## GIVEN TASK
Make an exact copy of the data below, leaving out every picture.

## WORKING DATA

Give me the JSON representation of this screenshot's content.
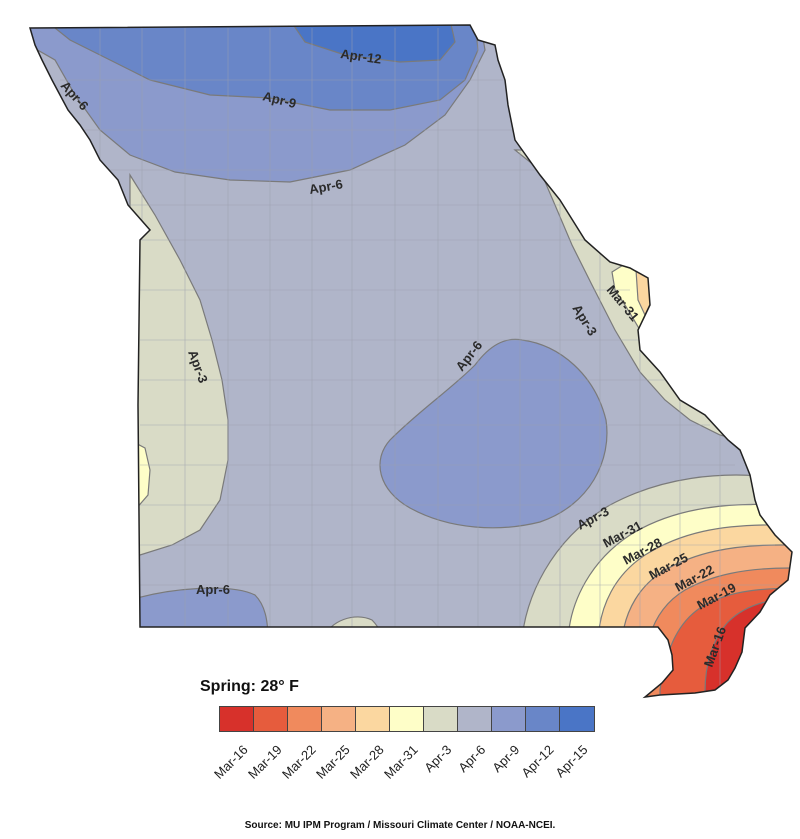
{
  "colors": {
    "background": "#ffffff",
    "state_base": "#b0b5c9",
    "county_line": "#9c9fae",
    "contour_line": "#7a7a7a"
  },
  "map": {
    "contour_labels": [
      "Apr-12",
      "Apr-9",
      "Apr-6",
      "Apr-6",
      "Apr-3",
      "Mar-31",
      "Apr-3",
      "Apr-6",
      "Apr-3",
      "Mar-31",
      "Mar-28",
      "Mar-25",
      "Mar-22",
      "Mar-19",
      "Mar-16",
      "Apr-6"
    ]
  },
  "legend": {
    "title": "Spring: 28° F",
    "labels": [
      "Mar-16",
      "Mar-19",
      "Mar-22",
      "Mar-25",
      "Mar-28",
      "Mar-31",
      "Apr-3",
      "Apr-6",
      "Apr-9",
      "Apr-12",
      "Apr-15"
    ],
    "colors": [
      "#d7312b",
      "#e65c3d",
      "#f08a5d",
      "#f5b184",
      "#fbd7a0",
      "#fefec8",
      "#d9dbc6",
      "#b0b5c9",
      "#8b9acc",
      "#6986c8",
      "#4a75c6"
    ]
  },
  "source": "Source: MU IPM Program / Missouri Climate Center / NOAA-NCEI."
}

## RESPONSE TO THIS TASK
Give me the JSON representation of this screenshot's content.
{
  "colors": {
    "background": "#ffffff",
    "state_base": "#b0b5c9",
    "county_line": "#9c9fae",
    "contour_line": "#7a7a7a"
  },
  "map": {
    "contour_labels": [
      "Apr-12",
      "Apr-9",
      "Apr-6",
      "Apr-6",
      "Apr-3",
      "Mar-31",
      "Apr-3",
      "Apr-6",
      "Apr-3",
      "Mar-31",
      "Mar-28",
      "Mar-25",
      "Mar-22",
      "Mar-19",
      "Mar-16",
      "Apr-6"
    ]
  },
  "legend": {
    "title": "Spring: 28° F",
    "labels": [
      "Mar-16",
      "Mar-19",
      "Mar-22",
      "Mar-25",
      "Mar-28",
      "Mar-31",
      "Apr-3",
      "Apr-6",
      "Apr-9",
      "Apr-12",
      "Apr-15"
    ],
    "colors": [
      "#d7312b",
      "#e65c3d",
      "#f08a5d",
      "#f5b184",
      "#fbd7a0",
      "#fefec8",
      "#d9dbc6",
      "#b0b5c9",
      "#8b9acc",
      "#6986c8",
      "#4a75c6"
    ]
  },
  "source": "Source: MU IPM Program / Missouri Climate Center / NOAA-NCEI."
}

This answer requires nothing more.